─── RECORDS PROVIDED

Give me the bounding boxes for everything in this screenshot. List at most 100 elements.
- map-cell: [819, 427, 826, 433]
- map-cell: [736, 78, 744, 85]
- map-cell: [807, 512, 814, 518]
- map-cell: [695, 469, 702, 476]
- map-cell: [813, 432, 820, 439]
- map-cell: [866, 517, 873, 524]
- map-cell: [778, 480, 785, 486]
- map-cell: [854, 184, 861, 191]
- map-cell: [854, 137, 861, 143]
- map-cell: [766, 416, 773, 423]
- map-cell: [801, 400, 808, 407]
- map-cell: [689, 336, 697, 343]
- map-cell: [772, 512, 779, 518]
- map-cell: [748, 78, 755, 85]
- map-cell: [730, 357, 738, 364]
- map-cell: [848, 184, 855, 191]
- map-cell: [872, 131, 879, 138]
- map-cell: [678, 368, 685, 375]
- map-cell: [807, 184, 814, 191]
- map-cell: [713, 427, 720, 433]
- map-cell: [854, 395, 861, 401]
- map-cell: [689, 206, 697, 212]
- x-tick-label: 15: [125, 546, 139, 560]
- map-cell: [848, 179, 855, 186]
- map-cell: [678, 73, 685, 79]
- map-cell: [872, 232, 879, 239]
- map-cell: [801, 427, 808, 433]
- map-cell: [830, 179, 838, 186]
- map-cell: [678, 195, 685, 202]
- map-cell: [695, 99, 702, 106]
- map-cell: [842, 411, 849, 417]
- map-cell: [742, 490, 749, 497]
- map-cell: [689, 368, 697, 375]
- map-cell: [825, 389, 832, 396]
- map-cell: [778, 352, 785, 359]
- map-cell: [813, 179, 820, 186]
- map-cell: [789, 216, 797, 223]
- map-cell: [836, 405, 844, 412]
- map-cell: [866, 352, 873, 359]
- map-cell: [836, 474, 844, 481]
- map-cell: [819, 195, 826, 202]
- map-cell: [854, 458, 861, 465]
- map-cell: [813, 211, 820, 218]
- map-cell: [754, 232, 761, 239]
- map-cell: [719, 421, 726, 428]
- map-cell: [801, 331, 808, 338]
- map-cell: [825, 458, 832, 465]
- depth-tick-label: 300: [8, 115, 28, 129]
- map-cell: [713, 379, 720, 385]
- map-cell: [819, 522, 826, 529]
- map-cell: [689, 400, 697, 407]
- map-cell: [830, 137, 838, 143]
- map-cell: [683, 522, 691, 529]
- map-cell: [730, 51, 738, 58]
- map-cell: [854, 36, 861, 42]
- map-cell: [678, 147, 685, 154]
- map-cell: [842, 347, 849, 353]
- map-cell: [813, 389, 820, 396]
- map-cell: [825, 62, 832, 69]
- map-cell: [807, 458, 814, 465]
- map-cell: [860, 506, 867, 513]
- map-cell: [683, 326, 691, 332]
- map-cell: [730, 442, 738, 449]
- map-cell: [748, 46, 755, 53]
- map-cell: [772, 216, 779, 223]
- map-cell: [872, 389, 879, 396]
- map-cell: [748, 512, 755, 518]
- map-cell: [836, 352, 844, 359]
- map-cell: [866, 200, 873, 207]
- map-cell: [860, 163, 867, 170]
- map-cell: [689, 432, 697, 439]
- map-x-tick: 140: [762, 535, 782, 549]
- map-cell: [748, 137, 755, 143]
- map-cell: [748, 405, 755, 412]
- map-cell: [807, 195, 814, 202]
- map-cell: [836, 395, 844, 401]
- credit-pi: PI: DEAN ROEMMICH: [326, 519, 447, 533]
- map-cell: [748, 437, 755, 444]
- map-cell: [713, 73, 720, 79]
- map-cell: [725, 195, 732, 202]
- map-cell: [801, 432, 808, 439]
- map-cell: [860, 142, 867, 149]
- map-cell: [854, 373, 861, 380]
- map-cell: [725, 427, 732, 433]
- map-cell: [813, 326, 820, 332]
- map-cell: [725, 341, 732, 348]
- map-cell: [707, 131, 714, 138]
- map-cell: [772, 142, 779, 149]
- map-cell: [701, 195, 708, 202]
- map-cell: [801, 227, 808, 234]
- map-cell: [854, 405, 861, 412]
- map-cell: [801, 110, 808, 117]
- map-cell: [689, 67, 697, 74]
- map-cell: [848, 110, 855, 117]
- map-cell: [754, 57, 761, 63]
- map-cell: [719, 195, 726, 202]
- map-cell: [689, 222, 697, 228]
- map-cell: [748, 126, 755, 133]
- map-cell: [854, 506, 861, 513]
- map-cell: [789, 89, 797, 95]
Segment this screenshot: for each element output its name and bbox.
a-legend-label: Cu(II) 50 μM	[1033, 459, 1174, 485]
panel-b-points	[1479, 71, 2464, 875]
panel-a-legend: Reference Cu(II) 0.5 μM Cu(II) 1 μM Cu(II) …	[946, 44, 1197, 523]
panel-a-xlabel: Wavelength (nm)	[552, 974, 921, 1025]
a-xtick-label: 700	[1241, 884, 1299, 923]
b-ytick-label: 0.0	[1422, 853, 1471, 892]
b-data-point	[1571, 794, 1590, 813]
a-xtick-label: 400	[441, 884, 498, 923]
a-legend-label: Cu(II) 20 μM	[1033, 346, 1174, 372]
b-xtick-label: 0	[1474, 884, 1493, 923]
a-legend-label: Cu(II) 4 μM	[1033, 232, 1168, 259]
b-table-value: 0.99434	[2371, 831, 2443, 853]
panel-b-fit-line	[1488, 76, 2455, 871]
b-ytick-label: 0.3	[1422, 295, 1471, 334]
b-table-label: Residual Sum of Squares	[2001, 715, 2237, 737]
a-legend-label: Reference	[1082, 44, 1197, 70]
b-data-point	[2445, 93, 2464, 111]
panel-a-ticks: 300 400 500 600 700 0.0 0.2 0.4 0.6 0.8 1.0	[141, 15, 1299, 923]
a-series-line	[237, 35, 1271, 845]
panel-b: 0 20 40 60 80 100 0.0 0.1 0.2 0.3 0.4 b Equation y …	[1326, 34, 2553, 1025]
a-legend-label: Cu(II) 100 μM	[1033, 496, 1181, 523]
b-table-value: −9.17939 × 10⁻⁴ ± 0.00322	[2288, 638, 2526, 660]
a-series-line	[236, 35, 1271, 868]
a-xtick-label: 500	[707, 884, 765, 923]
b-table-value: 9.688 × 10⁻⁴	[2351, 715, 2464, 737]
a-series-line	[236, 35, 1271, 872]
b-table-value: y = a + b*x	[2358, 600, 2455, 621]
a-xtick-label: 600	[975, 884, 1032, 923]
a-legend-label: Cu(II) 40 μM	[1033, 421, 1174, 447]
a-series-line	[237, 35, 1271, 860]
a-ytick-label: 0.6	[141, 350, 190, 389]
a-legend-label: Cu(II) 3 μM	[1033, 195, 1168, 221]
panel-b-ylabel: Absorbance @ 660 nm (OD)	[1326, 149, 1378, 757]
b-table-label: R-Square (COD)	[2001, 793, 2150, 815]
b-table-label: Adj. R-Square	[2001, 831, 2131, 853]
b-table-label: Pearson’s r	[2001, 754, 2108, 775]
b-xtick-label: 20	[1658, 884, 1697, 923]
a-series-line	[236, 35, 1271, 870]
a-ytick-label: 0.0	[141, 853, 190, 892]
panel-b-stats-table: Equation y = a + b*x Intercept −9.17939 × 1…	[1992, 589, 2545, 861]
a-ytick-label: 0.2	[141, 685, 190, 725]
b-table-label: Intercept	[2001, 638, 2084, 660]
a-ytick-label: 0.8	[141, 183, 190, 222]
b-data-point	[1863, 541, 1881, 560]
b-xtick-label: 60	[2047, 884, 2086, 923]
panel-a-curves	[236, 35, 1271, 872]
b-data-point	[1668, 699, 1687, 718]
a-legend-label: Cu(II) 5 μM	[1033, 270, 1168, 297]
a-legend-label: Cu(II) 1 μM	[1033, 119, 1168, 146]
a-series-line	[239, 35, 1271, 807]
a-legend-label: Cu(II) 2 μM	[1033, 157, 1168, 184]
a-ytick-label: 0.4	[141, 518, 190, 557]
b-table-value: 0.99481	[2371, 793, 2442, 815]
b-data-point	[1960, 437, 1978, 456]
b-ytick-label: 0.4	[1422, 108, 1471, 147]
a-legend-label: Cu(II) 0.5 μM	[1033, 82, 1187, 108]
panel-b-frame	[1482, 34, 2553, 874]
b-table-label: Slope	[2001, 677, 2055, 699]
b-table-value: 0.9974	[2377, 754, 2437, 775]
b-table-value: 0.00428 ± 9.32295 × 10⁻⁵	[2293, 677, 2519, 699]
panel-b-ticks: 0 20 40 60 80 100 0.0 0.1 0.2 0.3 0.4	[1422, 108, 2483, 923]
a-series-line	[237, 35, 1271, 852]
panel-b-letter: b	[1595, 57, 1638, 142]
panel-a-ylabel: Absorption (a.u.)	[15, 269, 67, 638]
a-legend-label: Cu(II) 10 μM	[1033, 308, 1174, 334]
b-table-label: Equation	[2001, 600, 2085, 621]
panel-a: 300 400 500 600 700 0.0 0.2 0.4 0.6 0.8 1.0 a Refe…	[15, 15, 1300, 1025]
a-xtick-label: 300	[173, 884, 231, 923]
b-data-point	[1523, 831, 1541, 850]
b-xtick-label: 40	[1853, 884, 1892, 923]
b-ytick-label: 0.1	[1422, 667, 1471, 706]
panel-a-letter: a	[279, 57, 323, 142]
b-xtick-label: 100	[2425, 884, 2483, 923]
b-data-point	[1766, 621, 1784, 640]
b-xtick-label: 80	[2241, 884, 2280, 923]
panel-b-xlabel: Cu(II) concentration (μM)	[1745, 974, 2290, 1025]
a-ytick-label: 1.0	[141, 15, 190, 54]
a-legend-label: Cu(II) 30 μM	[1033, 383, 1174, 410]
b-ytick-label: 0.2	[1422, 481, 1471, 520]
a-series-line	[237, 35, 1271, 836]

──────

Substitute "screen capture" for "screenshot" in the records, starting at their first line and ending at the line that contains "- map-cell: [766, 416, 773, 423]", and write out those lines with nothing else changed.

* **REPLY TO THE EXERCISE**
Give me the bounding boxes for everything in this screen capture. List at most 100 elements.
- map-cell: [819, 427, 826, 433]
- map-cell: [736, 78, 744, 85]
- map-cell: [807, 512, 814, 518]
- map-cell: [695, 469, 702, 476]
- map-cell: [813, 432, 820, 439]
- map-cell: [866, 517, 873, 524]
- map-cell: [778, 480, 785, 486]
- map-cell: [854, 184, 861, 191]
- map-cell: [854, 137, 861, 143]
- map-cell: [766, 416, 773, 423]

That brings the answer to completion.